Stored data entries →
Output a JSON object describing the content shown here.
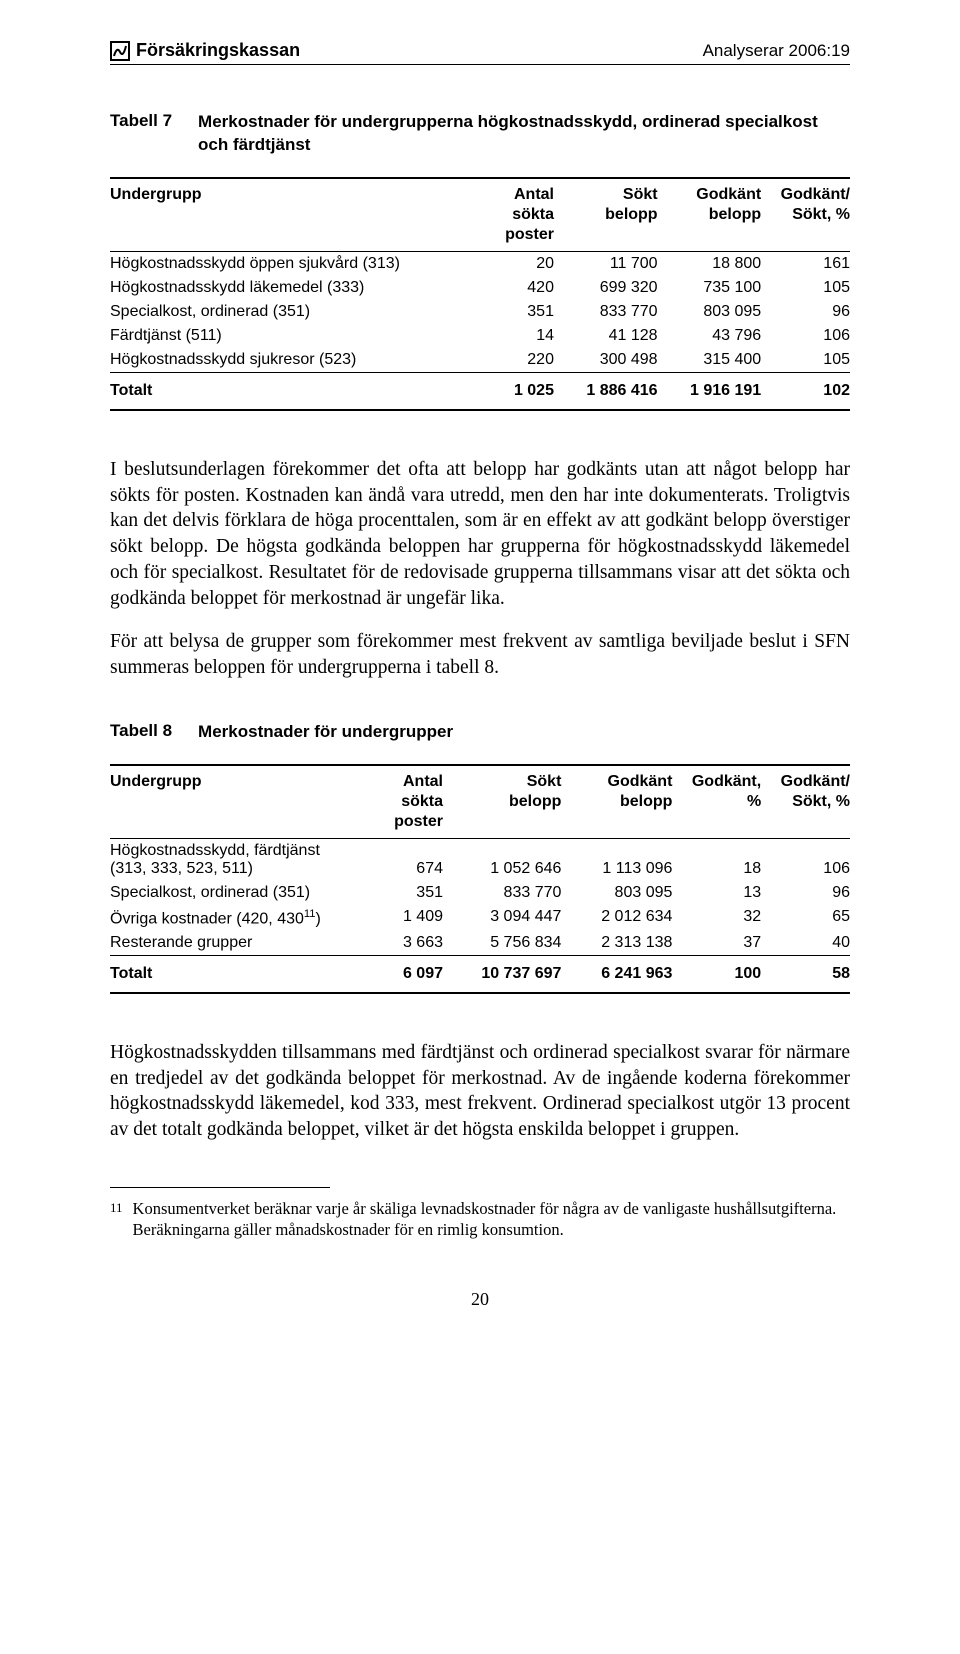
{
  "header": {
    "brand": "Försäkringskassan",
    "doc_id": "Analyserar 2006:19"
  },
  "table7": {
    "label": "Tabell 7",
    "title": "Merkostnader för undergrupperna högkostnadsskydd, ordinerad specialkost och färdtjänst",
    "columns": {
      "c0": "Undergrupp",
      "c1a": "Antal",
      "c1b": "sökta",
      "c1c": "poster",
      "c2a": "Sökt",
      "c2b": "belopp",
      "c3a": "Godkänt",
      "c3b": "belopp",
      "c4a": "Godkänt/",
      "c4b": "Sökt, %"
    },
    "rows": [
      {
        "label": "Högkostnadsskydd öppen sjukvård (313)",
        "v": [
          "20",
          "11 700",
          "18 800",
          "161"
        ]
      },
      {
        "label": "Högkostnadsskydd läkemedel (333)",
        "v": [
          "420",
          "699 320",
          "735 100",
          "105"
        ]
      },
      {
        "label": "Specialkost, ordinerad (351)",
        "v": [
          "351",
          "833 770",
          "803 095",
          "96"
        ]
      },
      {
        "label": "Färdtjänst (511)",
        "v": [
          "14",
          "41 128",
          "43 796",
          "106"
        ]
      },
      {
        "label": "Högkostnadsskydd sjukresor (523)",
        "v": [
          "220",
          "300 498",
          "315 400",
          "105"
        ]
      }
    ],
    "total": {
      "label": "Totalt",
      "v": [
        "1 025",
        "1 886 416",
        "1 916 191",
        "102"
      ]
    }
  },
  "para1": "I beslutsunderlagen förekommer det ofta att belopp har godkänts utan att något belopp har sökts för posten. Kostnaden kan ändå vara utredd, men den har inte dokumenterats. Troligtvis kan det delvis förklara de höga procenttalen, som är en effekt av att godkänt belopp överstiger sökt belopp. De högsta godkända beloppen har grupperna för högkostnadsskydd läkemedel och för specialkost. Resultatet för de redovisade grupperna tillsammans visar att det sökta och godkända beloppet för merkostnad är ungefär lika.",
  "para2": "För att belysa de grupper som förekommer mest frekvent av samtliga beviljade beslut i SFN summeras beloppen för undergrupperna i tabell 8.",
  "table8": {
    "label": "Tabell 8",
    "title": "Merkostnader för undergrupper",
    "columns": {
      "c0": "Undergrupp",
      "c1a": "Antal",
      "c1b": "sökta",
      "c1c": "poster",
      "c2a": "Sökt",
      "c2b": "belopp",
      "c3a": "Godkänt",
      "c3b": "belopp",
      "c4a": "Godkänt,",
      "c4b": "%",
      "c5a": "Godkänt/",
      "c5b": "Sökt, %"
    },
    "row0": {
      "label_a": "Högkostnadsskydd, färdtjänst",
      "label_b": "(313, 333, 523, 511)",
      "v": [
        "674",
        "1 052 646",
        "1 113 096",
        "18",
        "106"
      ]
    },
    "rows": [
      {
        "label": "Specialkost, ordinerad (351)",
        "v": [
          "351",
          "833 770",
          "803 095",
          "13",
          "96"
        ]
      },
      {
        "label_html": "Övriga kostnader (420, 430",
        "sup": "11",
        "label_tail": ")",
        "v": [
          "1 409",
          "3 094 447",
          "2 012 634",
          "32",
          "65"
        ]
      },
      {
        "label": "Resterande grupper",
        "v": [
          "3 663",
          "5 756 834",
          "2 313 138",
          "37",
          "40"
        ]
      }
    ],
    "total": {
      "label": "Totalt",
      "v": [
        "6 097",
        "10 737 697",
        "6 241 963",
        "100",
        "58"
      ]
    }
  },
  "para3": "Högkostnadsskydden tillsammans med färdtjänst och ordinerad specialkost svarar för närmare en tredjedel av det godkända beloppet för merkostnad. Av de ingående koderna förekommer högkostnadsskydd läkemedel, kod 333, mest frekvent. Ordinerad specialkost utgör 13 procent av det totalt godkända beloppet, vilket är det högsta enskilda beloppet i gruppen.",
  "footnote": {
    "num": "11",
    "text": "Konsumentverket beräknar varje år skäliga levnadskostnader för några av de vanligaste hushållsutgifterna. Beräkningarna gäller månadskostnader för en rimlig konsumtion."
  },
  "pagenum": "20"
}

Instructions for the task → Reproduce the material above in full and without alteration, but skip all pictures.

The reply →
Output a JSON object describing the content shown here.
{
  "header": {
    "brand": "Försäkringskassan",
    "doc_id": "Analyserar 2006:19"
  },
  "table7": {
    "label": "Tabell 7",
    "title": "Merkostnader för undergrupperna högkostnadsskydd, ordinerad specialkost och färdtjänst",
    "columns": {
      "c0": "Undergrupp",
      "c1a": "Antal",
      "c1b": "sökta",
      "c1c": "poster",
      "c2a": "Sökt",
      "c2b": "belopp",
      "c3a": "Godkänt",
      "c3b": "belopp",
      "c4a": "Godkänt/",
      "c4b": "Sökt, %"
    },
    "rows": [
      {
        "label": "Högkostnadsskydd öppen sjukvård (313)",
        "v": [
          "20",
          "11 700",
          "18 800",
          "161"
        ]
      },
      {
        "label": "Högkostnadsskydd läkemedel (333)",
        "v": [
          "420",
          "699 320",
          "735 100",
          "105"
        ]
      },
      {
        "label": "Specialkost, ordinerad (351)",
        "v": [
          "351",
          "833 770",
          "803 095",
          "96"
        ]
      },
      {
        "label": "Färdtjänst (511)",
        "v": [
          "14",
          "41 128",
          "43 796",
          "106"
        ]
      },
      {
        "label": "Högkostnadsskydd sjukresor (523)",
        "v": [
          "220",
          "300 498",
          "315 400",
          "105"
        ]
      }
    ],
    "total": {
      "label": "Totalt",
      "v": [
        "1 025",
        "1 886 416",
        "1 916 191",
        "102"
      ]
    }
  },
  "para1": "I beslutsunderlagen förekommer det ofta att belopp har godkänts utan att något belopp har sökts för posten. Kostnaden kan ändå vara utredd, men den har inte dokumenterats. Troligtvis kan det delvis förklara de höga procenttalen, som är en effekt av att godkänt belopp överstiger sökt belopp. De högsta godkända beloppen har grupperna för högkostnadsskydd läkemedel och för specialkost. Resultatet för de redovisade grupperna tillsammans visar att det sökta och godkända beloppet för merkostnad är ungefär lika.",
  "para2": "För att belysa de grupper som förekommer mest frekvent av samtliga beviljade beslut i SFN summeras beloppen för undergrupperna i tabell 8.",
  "table8": {
    "label": "Tabell 8",
    "title": "Merkostnader för undergrupper",
    "columns": {
      "c0": "Undergrupp",
      "c1a": "Antal",
      "c1b": "sökta",
      "c1c": "poster",
      "c2a": "Sökt",
      "c2b": "belopp",
      "c3a": "Godkänt",
      "c3b": "belopp",
      "c4a": "Godkänt,",
      "c4b": "%",
      "c5a": "Godkänt/",
      "c5b": "Sökt, %"
    },
    "row0": {
      "label_a": "Högkostnadsskydd, färdtjänst",
      "label_b": "(313, 333, 523, 511)",
      "v": [
        "674",
        "1 052 646",
        "1 113 096",
        "18",
        "106"
      ]
    },
    "rows": [
      {
        "label": "Specialkost, ordinerad (351)",
        "v": [
          "351",
          "833 770",
          "803 095",
          "13",
          "96"
        ]
      },
      {
        "label_html": "Övriga kostnader (420, 430",
        "sup": "11",
        "label_tail": ")",
        "v": [
          "1 409",
          "3 094 447",
          "2 012 634",
          "32",
          "65"
        ]
      },
      {
        "label": "Resterande grupper",
        "v": [
          "3 663",
          "5 756 834",
          "2 313 138",
          "37",
          "40"
        ]
      }
    ],
    "total": {
      "label": "Totalt",
      "v": [
        "6 097",
        "10 737 697",
        "6 241 963",
        "100",
        "58"
      ]
    }
  },
  "para3": "Högkostnadsskydden tillsammans med färdtjänst och ordinerad specialkost svarar för närmare en tredjedel av det godkända beloppet för merkostnad. Av de ingående koderna förekommer högkostnadsskydd läkemedel, kod 333, mest frekvent. Ordinerad specialkost utgör 13 procent av det totalt godkända beloppet, vilket är det högsta enskilda beloppet i gruppen.",
  "footnote": {
    "num": "11",
    "text": "Konsumentverket beräknar varje år skäliga levnadskostnader för några av de vanligaste hushållsutgifterna. Beräkningarna gäller månadskostnader för en rimlig konsumtion."
  },
  "pagenum": "20"
}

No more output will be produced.